Stated problem:
Return every line of the material exactly.

··· Extracted records

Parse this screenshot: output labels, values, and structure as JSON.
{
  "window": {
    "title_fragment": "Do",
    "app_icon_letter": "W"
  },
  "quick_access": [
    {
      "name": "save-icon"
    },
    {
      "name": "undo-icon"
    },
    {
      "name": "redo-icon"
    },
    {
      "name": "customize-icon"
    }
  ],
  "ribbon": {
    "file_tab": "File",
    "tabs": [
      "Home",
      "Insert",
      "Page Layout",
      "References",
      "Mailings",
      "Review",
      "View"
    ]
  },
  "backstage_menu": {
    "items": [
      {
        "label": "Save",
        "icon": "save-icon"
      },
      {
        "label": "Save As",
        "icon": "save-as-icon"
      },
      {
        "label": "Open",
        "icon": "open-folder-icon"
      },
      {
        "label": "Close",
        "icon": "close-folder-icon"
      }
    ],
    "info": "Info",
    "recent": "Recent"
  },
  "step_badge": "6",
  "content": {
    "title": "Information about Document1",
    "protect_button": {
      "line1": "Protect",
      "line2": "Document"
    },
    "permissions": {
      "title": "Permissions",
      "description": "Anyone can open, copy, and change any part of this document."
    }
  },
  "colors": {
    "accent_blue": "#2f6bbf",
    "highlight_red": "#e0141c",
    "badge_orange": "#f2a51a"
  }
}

······

Solution to this exercise:
Parse this screenshot: output labels, values, and structure as JSON.
{
  "window": {
    "title_fragment": "Do",
    "app_icon_letter": "W"
  },
  "quick_access": [
    {
      "name": "save-icon"
    },
    {
      "name": "undo-icon"
    },
    {
      "name": "redo-icon"
    },
    {
      "name": "customize-icon"
    }
  ],
  "ribbon": {
    "file_tab": "File",
    "tabs": [
      "Home",
      "Insert",
      "Page Layout",
      "References",
      "Mailings",
      "Review",
      "View"
    ]
  },
  "backstage_menu": {
    "items": [
      {
        "label": "Save",
        "icon": "save-icon"
      },
      {
        "label": "Save As",
        "icon": "save-as-icon"
      },
      {
        "label": "Open",
        "icon": "open-folder-icon"
      },
      {
        "label": "Close",
        "icon": "close-folder-icon"
      }
    ],
    "info": "Info",
    "recent": "Recent"
  },
  "step_badge": "6",
  "content": {
    "title": "Information about Document1",
    "protect_button": {
      "line1": "Protect",
      "line2": "Document"
    },
    "permissions": {
      "title": "Permissions",
      "description": "Anyone can open, copy, and change any part of this document."
    }
  },
  "colors": {
    "accent_blue": "#2f6bbf",
    "highlight_red": "#e0141c",
    "badge_orange": "#f2a51a"
  }
}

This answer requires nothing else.